>> Begin
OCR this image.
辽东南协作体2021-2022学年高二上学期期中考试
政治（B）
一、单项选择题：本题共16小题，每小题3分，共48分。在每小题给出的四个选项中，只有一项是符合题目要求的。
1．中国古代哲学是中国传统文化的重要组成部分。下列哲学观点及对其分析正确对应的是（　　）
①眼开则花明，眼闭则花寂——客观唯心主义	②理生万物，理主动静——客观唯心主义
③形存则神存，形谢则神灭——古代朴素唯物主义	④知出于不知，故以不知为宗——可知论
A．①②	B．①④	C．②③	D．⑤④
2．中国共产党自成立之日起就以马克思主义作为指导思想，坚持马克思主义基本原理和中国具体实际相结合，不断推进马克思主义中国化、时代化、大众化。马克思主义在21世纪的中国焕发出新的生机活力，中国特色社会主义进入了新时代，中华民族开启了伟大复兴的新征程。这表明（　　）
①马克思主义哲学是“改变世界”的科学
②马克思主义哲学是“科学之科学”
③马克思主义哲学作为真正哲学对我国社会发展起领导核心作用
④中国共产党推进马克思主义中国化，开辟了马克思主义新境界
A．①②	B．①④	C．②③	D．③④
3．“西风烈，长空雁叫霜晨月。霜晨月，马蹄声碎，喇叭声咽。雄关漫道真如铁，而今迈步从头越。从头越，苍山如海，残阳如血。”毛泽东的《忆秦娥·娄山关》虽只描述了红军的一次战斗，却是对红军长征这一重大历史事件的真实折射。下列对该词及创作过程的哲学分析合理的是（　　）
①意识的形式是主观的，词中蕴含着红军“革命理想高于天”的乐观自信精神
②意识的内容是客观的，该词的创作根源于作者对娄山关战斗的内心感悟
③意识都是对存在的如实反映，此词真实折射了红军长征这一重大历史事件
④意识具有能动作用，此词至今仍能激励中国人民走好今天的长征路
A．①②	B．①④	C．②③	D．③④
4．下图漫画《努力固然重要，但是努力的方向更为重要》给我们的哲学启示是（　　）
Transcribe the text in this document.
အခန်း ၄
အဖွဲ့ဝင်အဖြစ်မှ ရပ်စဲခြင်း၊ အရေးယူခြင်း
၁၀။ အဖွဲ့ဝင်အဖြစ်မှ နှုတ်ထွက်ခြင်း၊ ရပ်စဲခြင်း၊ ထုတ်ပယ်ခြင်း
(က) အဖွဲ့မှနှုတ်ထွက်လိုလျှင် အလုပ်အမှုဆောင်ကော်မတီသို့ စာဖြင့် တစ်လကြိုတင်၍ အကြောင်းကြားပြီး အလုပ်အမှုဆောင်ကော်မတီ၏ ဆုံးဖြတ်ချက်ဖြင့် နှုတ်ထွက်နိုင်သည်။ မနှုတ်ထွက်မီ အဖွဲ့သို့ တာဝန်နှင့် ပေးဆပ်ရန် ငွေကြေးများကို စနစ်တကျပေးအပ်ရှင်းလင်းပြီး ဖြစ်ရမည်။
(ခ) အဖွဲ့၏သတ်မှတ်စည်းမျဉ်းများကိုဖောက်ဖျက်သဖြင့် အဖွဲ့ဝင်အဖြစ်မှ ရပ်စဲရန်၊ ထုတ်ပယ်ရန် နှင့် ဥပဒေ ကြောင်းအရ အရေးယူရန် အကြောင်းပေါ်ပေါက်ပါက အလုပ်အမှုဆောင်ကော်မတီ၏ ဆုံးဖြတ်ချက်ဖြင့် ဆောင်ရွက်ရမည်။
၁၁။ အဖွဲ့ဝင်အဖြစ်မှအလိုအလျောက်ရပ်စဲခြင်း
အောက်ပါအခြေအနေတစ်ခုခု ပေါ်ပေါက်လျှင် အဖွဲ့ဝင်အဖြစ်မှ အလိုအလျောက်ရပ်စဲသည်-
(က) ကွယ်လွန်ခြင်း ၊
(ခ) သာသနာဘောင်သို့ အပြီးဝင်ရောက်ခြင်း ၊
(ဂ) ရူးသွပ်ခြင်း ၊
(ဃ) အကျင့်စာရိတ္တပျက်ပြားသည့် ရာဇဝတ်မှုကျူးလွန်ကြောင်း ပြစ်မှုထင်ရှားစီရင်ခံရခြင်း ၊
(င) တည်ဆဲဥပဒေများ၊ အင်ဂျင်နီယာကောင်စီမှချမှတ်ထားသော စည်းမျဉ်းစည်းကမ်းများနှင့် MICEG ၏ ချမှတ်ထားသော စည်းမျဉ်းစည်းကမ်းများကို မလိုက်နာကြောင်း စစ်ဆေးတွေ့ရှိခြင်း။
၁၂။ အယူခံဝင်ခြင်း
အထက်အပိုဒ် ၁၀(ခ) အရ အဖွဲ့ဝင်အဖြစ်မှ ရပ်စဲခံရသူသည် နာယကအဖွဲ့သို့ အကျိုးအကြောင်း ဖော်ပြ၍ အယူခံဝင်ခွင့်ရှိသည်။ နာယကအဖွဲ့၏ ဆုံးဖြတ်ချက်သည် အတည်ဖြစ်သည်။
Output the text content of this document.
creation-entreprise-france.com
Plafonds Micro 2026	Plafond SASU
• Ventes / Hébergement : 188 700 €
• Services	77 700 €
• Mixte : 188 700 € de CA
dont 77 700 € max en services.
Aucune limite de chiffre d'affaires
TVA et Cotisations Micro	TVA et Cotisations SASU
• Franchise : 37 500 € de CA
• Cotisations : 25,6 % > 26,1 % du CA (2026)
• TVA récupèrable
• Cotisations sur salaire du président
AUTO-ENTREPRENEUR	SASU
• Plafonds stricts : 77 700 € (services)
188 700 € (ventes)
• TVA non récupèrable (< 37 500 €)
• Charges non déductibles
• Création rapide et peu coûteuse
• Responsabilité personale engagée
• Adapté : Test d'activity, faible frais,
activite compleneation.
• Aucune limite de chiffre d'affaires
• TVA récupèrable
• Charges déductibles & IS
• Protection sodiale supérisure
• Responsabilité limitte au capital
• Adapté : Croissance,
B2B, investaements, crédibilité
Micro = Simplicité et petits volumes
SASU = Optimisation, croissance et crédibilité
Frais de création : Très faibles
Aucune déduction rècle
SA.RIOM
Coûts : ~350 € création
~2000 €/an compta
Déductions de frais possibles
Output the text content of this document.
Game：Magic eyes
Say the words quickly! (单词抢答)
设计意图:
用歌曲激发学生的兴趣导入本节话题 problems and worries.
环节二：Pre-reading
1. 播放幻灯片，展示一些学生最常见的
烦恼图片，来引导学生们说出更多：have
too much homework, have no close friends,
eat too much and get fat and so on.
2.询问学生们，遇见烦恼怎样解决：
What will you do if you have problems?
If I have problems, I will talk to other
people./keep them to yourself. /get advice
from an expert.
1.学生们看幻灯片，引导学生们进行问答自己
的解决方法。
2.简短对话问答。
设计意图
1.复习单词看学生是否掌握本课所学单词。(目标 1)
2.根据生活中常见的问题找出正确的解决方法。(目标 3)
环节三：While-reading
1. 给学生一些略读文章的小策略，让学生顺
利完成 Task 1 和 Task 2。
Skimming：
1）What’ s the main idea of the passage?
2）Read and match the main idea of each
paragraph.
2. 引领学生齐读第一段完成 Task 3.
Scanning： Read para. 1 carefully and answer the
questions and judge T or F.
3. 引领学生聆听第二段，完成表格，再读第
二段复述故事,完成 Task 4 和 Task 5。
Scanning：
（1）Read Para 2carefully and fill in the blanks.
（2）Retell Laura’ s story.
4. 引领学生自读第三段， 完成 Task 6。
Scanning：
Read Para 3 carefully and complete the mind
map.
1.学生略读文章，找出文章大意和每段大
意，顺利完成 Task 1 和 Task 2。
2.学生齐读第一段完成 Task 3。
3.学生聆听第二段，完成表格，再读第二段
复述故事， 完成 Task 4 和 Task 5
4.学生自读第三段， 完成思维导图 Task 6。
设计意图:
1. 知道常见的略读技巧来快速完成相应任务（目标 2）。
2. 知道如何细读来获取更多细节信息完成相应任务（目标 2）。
>> End
Only lines with the string "main" belong in your answer; copy each one.

1）What’ s the main idea of the passage?
2）Read and match the main idea of each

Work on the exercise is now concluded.